What you have to do —
Reproduce each line from the records that holds "supporting".
*-*-*
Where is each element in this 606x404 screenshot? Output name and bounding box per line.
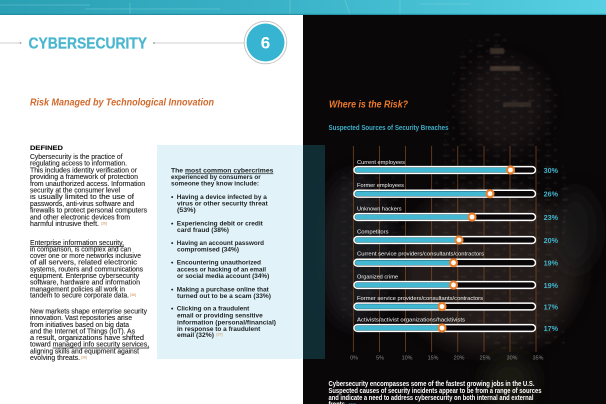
text block: new markets: New markets shape enterprise security [30,309,148,316]
panel: most common cybercrimes: [37] [216,332,222,336]
panel: most common cybercrimes: Having an account password [177,240,264,247]
text block: chart takeaway: Suspected causes of security incidents appear to be from a range of sources [328,388,542,395]
text block: new markets [30,309,149,362]
panel: most common cybercrimes [157,145,325,359]
panel: most common cybercrimes: access or hacking of an email [177,266,266,273]
chart axis labels: 20% [454,356,465,362]
panel: most common cybercrimes: Clicking on a fraudulent [177,306,250,313]
panel: most common cybercrimes: • [171,240,174,247]
panel: most common cybercrimes: virus or other security threat [177,201,268,208]
text block: new markets: aligning skills and equipment against [30,348,139,355]
bar: competitors: Competitors [357,229,389,235]
panel: most common cybercrimes: • [171,220,174,227]
bar: unknown hackers: Unknown hackers [357,206,402,212]
chart axis labels: 0% [350,356,358,362]
text block: new markets: a result, organizations have shifted [30,335,144,342]
panel: most common cybercrimes: compromised (34%) [177,247,239,254]
text block: new markets: evolving threats. [30,355,80,362]
bar: activists: Activists/activist organizations/hacktivists [357,318,465,324]
text block: defined: from unauthorized access. Information [30,181,145,188]
text block: defined: harmful intrusive theft. [30,221,99,228]
text block: defined: DEFINED [30,145,63,152]
bar: current employees: Current employees [357,160,405,166]
section title: CYBERSECURITY [28,35,148,52]
bar: current service providers [354,252,559,268]
top banner [0,0,606,15]
text block: enterprise information security: of all servers, related electronic [30,260,138,267]
text block: chart takeaway [328,381,542,404]
text block: defined: is usually limited to the use of [30,194,134,201]
chart axis labels [350,356,544,362]
panel: most common cybercrimes: or social media account (34%) [177,273,269,280]
panel: most common cybercrimes: experienced by consumers or [171,174,261,181]
text block: chart takeaway: and indicate a need to address cybersecurity on both internal and external [328,395,534,402]
bar: current employees [354,160,559,175]
panel: most common cybercrimes: Encountering unauthorized [177,260,261,267]
bar: former employees: Former employees [357,183,404,189]
left subtitle: Risk Managed by Technological Innovation [30,98,214,108]
text block: new markets: toward managed info security services, [30,342,149,349]
bar: unknown hackers: 23% [544,213,559,222]
bar: organized crime: Organized crime [357,274,398,280]
bar: activists [354,318,559,333]
text block: defined: and other electronic devices from [30,214,130,221]
panel: most common cybercrimes: turned out to be a scam (33%) [177,293,271,300]
text block: enterprise information security: systems, routers and communications [30,266,144,273]
text block: defined: regulating access to information. [30,161,127,168]
text block: defined: [36] [101,222,107,226]
bar: competitors: 20% [544,236,559,245]
panel: most common cybercrimes: Having a device infected by a [177,194,267,201]
bar: current service providers: Current service providers/consultants/contractors [357,252,484,258]
text block: enterprise information security: tandem to secure corporate data. [30,293,129,300]
text block: defined: security at the consumer level [30,188,120,194]
chart axis labels: 10% [402,356,413,362]
dark right page [303,15,606,404]
bar chart: suspected sources of security breaches [350,146,559,362]
panel: most common cybercrimes: Making a purchase online that [177,286,269,293]
panel: most common cybercrimes: email (32%) [177,332,214,339]
bar: organized crime: 19% [544,281,559,290]
text block: new markets: and the Internet of Things (IoT). As [30,328,136,335]
bar: former service providers [354,296,559,312]
text block: enterprise information security: in comparison, is complex and can [30,246,131,253]
number badge [244,21,287,64]
text block: defined: passwords, anti-virus software and [30,201,134,208]
text block: enterprise information security: software, hardware and information [30,280,140,287]
text block: defined: This includes identity verification or [30,167,138,174]
bar: former service providers: 17% [544,302,559,312]
text block: new markets: from initiatives based on big data [30,322,129,329]
text block: new markets: [36] [81,356,87,360]
chart axis labels: 15% [428,356,439,362]
panel: most common cybercrimes: email or providing sensitive [177,312,263,319]
text block: chart takeaway: Cybersecurity encompasses some of the fastest growing jobs in the U.S. [328,381,535,388]
text block: new markets: innovation. Vast repositories arise [30,315,132,322]
panel: most common cybercrimes: card fraud (38%) [177,227,229,234]
text block: defined [30,145,148,228]
bar: former service providers: Former service providers/consultants/contractors [357,296,483,302]
bar: competitors [354,229,559,245]
panel: most common cybercrimes: • [171,194,174,201]
panel: most common cybercrimes: information (personal/financial) [177,319,276,326]
text block: enterprise information security: equipment. Enterprise cybersecurity [30,273,140,280]
text block: enterprise information security [30,240,144,300]
right heading: Where is the Risk? [329,100,408,110]
panel: most common cybercrimes: The most common cybercrimes [171,167,274,174]
text block: defined: Cybersecurity is the practice of [30,154,123,161]
panel: most common cybercrimes: someone they know include: [171,181,259,188]
text block: defined: firewalls to protect personal computers [30,208,148,215]
text block: enterprise information security: Enterprise information security, [30,240,124,247]
bar: organized crime [354,274,559,290]
bar: current service providers: 19% [544,259,559,268]
chart title: Suspected Sources of Security Breaches [328,125,449,132]
bar: current employees: 30% [544,166,559,175]
panel: most common cybercrimes: (53%) [177,207,196,214]
bar: former employees: 26% [544,190,559,199]
chart axis labels: 30% [507,356,518,362]
text block: defined: providing a framework of protection [30,174,138,181]
number badge: 6 [261,34,270,53]
bar: activists: 17% [544,324,559,333]
text block: enterprise information security: cover one or more networks inclusive [30,253,141,260]
bar: former employees [354,183,559,199]
bar: unknown hackers [354,206,559,222]
panel: most common cybercrimes: Experiencing debit or credit [177,220,264,227]
chart axis labels: 35% [533,356,544,362]
panel: most common cybercrimes: • [171,306,174,313]
panel: most common cybercrimes: in response to a fraudulent [177,326,261,333]
chart axis labels: 25% [480,356,491,362]
panel: most common cybercrimes: • [171,260,174,267]
panel: most common cybercrimes: • [171,286,174,293]
chart axis labels: 5% [376,356,384,362]
text block: enterprise information security: management policies all work in [30,286,125,293]
text block: enterprise information security: [36] [130,293,136,297]
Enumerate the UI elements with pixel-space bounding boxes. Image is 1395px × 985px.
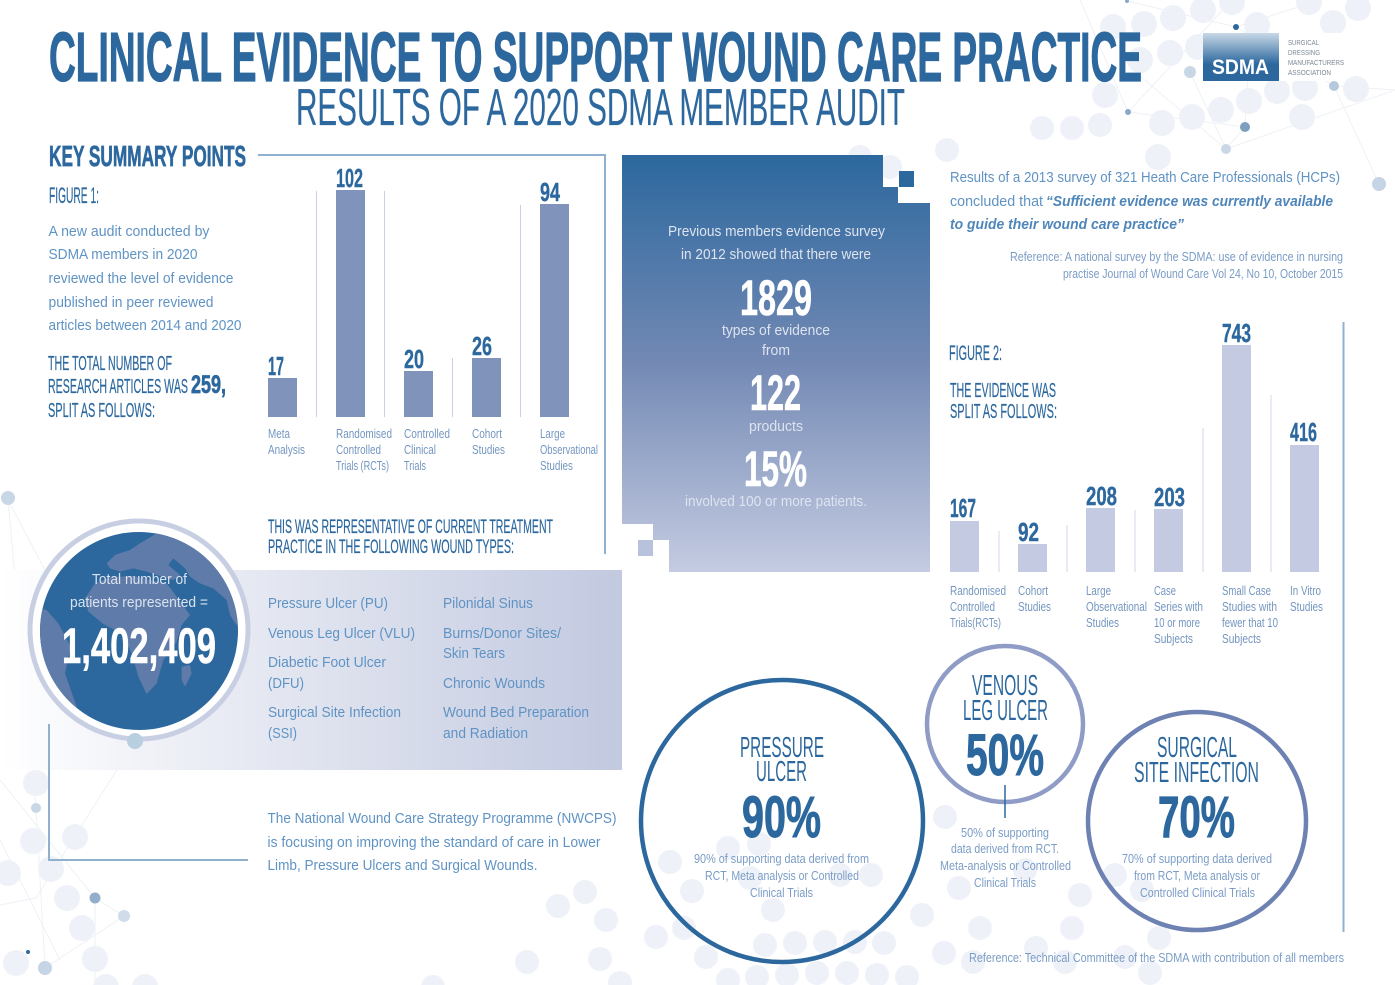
bar chart: figure 2: Studies [1290,599,1323,614]
panel: wound types band: Pressure Ulcer (PU) [268,595,388,612]
text: NWCPS programme: Limb, Pressure Ulcers and Surgical Wounds. [268,857,538,874]
bar chart: figure 1: Trials [404,458,426,473]
bar chart: figure 1: Studies [472,442,505,457]
text: 2013 survey results: to guide their wound care practice” [950,216,1184,233]
subtitle: RESULTS OF A 2020 SDMA MEMBER AUDIT [296,79,905,137]
panel: 2012 survey: 1829 [740,270,812,326]
panel: wound types band: Diabetic Foot Ulcer [268,654,386,671]
heading: wound types: THIS WAS REPRESENTATIVE OF CURRENT TREATMENT [268,517,553,538]
bar chart: figure 1: Controlled [404,426,450,441]
figure 1 intro text: FIGURE 1: [49,183,99,208]
total research articles statement: 259, [191,371,226,399]
panel: 2012 survey: in 2012 showed that there were [681,246,871,263]
bar chart: figure 1: 20 [404,344,424,374]
bar chart: figure 2: 743 [1222,318,1251,348]
bar chart: figure 2: 92 [1018,517,1039,547]
logo: SDMA: SURGICAL [1288,40,1319,47]
bar chart: figure 2: 203 [1154,482,1185,512]
circle: venous leg ulcer: Meta-analysis or Controlled [940,859,1071,873]
bar chart: figure 2: Subjects [1222,631,1261,646]
text: NWCPS programme [268,810,616,874]
logo: SDMA: ASSOCIATION [1288,70,1331,77]
bar chart: figure 2: Studies with [1222,599,1277,614]
globe: total patients [30,521,248,749]
figure 2 intro text: THE EVIDENCE WAS [950,380,1056,402]
bar chart: figure 1: Analysis [268,442,305,457]
logo: SDMA: DRESSING [1288,50,1320,57]
figure 1 intro text: articles between 2014 and 2020 [48,317,242,334]
heading: key summary points: KEY SUMMARY POINTS [49,141,246,173]
figure 2 intro text: FIGURE 2: [949,342,1002,365]
circle: surgical site infection: 70% [1158,785,1235,850]
bar chart: figure 2: Trials(RCTs) [950,615,1001,630]
total research articles statement: RESEARCH ARTICLES WAS [48,376,188,398]
total research articles statement: THE TOTAL NUMBER OF [48,353,172,375]
text: NWCPS programme: is focusing on improving the standard of care in Lower [268,834,600,851]
bar chart: figure 1: 102 [336,163,363,193]
globe: total patients: patients represented = [70,594,208,611]
bar chart: figure 2: Case [1154,583,1176,598]
circle: pressure ulcer [641,680,923,962]
figure 1 intro text: SDMA members in 2020 [48,246,198,263]
text: 2013 survey results: practise Journal of Wound Care Vol 24, No 10, October 2015 [1063,267,1343,281]
figure 1 intro text: published in peer reviewed [48,294,214,311]
bar chart: figure 2: Large [1086,583,1111,598]
bar chart: figure 2 [950,318,1323,646]
circle: pressure ulcer: Clinical Trials [750,886,813,900]
panel: wound types band [0,570,622,770]
logo: SDMA: SDMA [1212,56,1269,79]
globe: total patients: Total number of [92,571,188,588]
bar chart: figure 1: Trials (RCTs) [336,458,389,473]
circle: pressure ulcer: PRESSURE [740,732,824,764]
bar chart: figure 2: fewer that 10 [1222,615,1278,630]
circle: venous leg ulcer: VENOUS [972,670,1038,702]
text: 2013 survey results [950,169,1343,281]
panel: wound types band: Venous Leg Ulcer (VLU) [268,625,415,642]
logo: SDMA [1203,33,1345,81]
panel: 2012 survey: involved 100 or more patients. [685,493,867,510]
bar chart: figure 2: Randomised [950,583,1006,598]
bar chart: figure 1 [268,163,598,473]
frame line: lower left [49,724,248,860]
circle: pressure ulcer: ULCER [756,756,807,788]
total research articles statement: SPLIT AS FOLLOWS: [48,400,155,422]
globe: total patients: 1,402,409 [62,618,216,674]
bar chart: figure 1: Large [540,426,565,441]
bar chart: figure 2: Observational [1086,599,1147,614]
bar chart: figure 1: Meta [268,426,291,441]
circle: venous leg ulcer [927,646,1083,890]
bar chart: figure 2: Small Case [1222,583,1271,598]
panel: wound types band: (DFU) [268,675,304,692]
circle: surgical site infection: SITE INFECTION [1134,757,1259,789]
circle: surgical site infection [1088,712,1306,930]
bar chart: figure 1: 26 [472,331,492,361]
heading: wound types [268,517,553,558]
circle: venous leg ulcer: Clinical Trials [974,876,1036,890]
bar chart: figure 2: Studies [1086,615,1119,630]
continents [40,534,238,708]
heading: wound types: PRACTICE IN THE FOLLOWING WOUND TYPES: [268,537,514,558]
text: 2013 survey results: concluded that [950,193,1044,210]
figure 2 intro text: SPLIT AS FOLLOWS: [950,401,1057,423]
panel: wound types band: Surgical Site Infection [268,704,401,721]
panel: 2012 survey: 122 [750,365,801,421]
bar chart: figure 1: Clinical [404,442,436,457]
bar chart: figure 1: Randomised [336,426,392,441]
panel: 2012 survey: types of evidence [722,322,830,339]
bar chart: figure 2: 416 [1290,417,1317,447]
bar chart: figure 1: Cohort [472,426,502,441]
panel: wound types band: (SSI) [268,725,297,742]
frame line around figure 1 [258,155,605,554]
bar chart: figure 2: 208 [1086,481,1117,511]
bar chart: figure 1: Studies [540,458,573,473]
circle: surgical site infection: SURGICAL [1157,732,1237,764]
text: 2013 survey results: Reference: A national survey by the SDMA: use of evidence in nursing [1010,250,1343,264]
circle: venous leg ulcer: 50% of supporting [961,826,1049,840]
text: NWCPS programme: The National Wound Care Strategy Programme (NWCPS) [268,810,616,827]
bar chart: figure 2: Series with [1154,599,1203,614]
panel: wound types band: and Radiation [443,725,528,742]
circle: surgical site infection: from RCT, Meta analysis or [1134,869,1260,883]
bar chart: figure 2: Studies [1018,599,1051,614]
total research articles statement [48,353,226,422]
text: 2013 survey results: Results of a 2013 survey of 321 Heath Care Professionals (HCPs) [950,169,1340,186]
circle: venous leg ulcer: 50% [966,723,1044,788]
bar chart: figure 2: Subjects [1154,631,1193,646]
circle: venous leg ulcer: LEG ULCER [963,695,1048,727]
figure 1 intro text: A new audit conducted by [48,223,210,240]
circle: pressure ulcer: RCT, Meta analysis or Controlled [705,869,859,883]
bar chart: figure 1: 17 [268,351,284,381]
bar chart: figure 2: Controlled [950,599,995,614]
panel: 2012 survey: 15% [744,441,807,497]
bar chart: figure 2: Cohort [1018,583,1048,598]
panel: 2012 survey [622,155,930,572]
bar chart: figure 1: 94 [540,177,560,207]
panel: wound types band: Wound Bed Preparation [443,704,589,721]
bar chart: figure 2: In Vitro [1290,583,1321,598]
reference footer: Reference: Technical Committee of the SDMA with contribution of all members [969,951,1344,965]
figure 2 intro text [949,342,1057,423]
frame line: right [1342,322,1344,932]
panel: wound types band: Chronic Wounds [443,675,545,692]
panel: 2012 survey: products [749,418,803,435]
bar chart: figure 1: Controlled [336,442,381,457]
figure 1 intro text: reviewed the level of evidence [48,270,234,287]
logo: SDMA: MANUFACTURERS [1288,60,1344,67]
bar chart: figure 2: 10 or more [1154,615,1200,630]
panel: 2012 survey: Previous members evidence survey [668,223,885,240]
panel: 2012 survey: from [762,342,790,359]
circle: venous leg ulcer: data derived from RCT. [951,842,1059,856]
text: 2013 survey results: “Sufficient evidence was currently available [1046,193,1333,210]
bar chart: figure 2: 167 [950,493,976,523]
circle: surgical site infection: 70% of supporting data derived [1122,852,1272,866]
bar chart: figure 1: Observational [540,442,598,457]
circle: surgical site infection: Controlled Clinical Trials [1140,886,1255,900]
panel: wound types band: Burns/Donor Sites/ [443,625,562,642]
panel: wound types band: Skin Tears [443,645,505,662]
circle: pressure ulcer: 90% [742,785,821,850]
figure 1 intro text [48,183,242,334]
panel: wound types band: Pilonidal Sinus [443,595,533,612]
circle: pressure ulcer: 90% of supporting data derived from [694,852,869,866]
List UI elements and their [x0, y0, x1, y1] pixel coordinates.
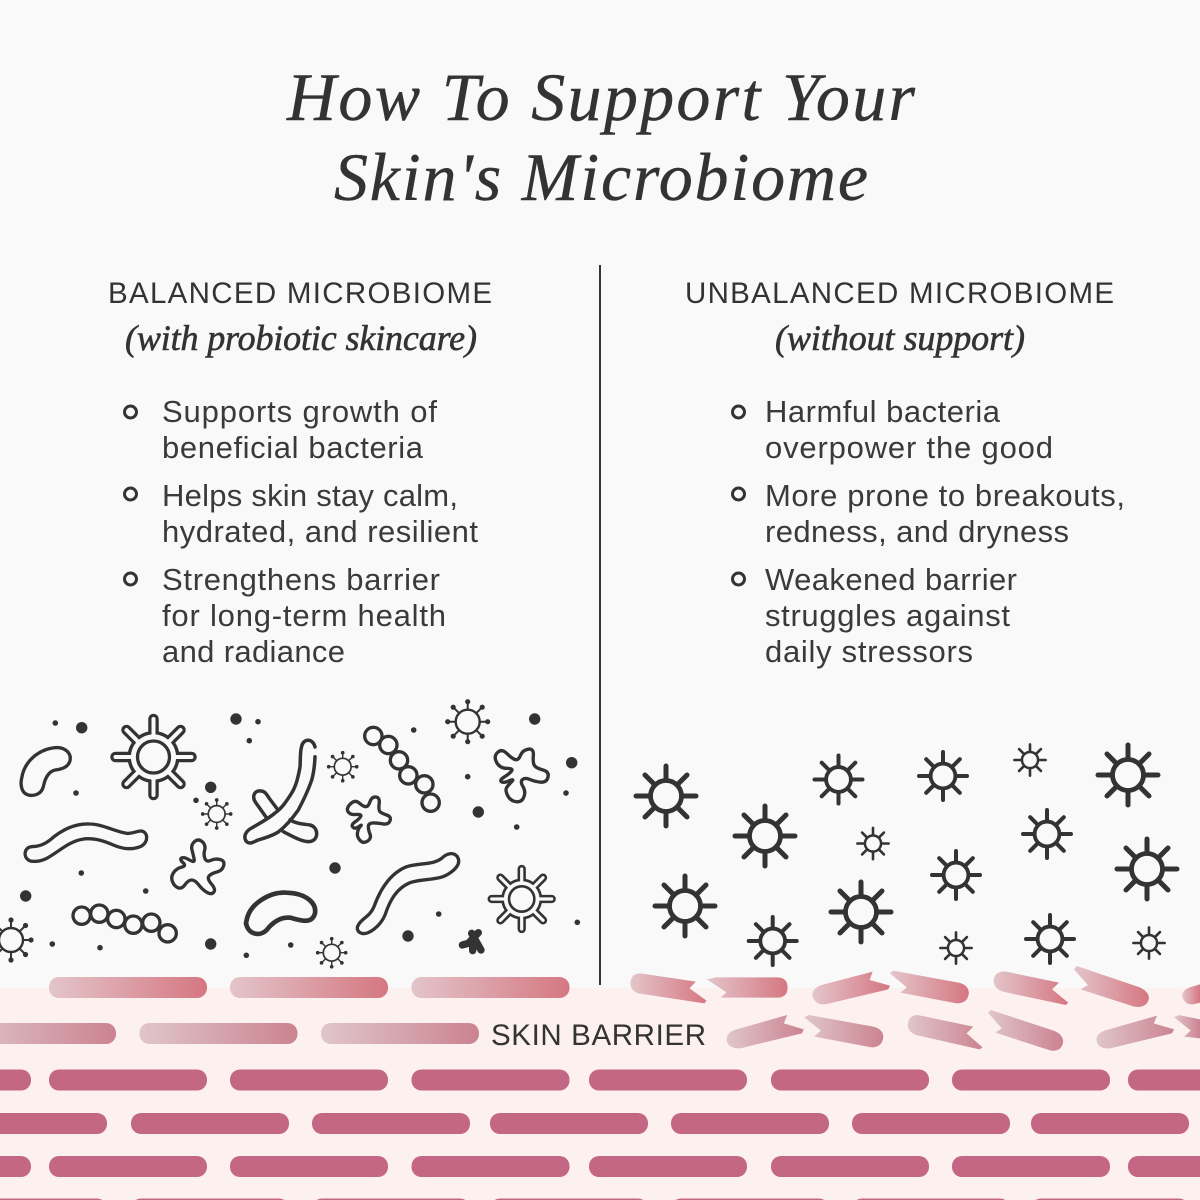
*-*-*
Written reply —
circle: venous leg ulcer: 50% of supporting [961,826,1049,840]
circle: surgical site infection: 70% of supporting data derived [1122,852,1272,866]
circle: pressure ulcer: 90% of supporting data derived from [694,852,869,866]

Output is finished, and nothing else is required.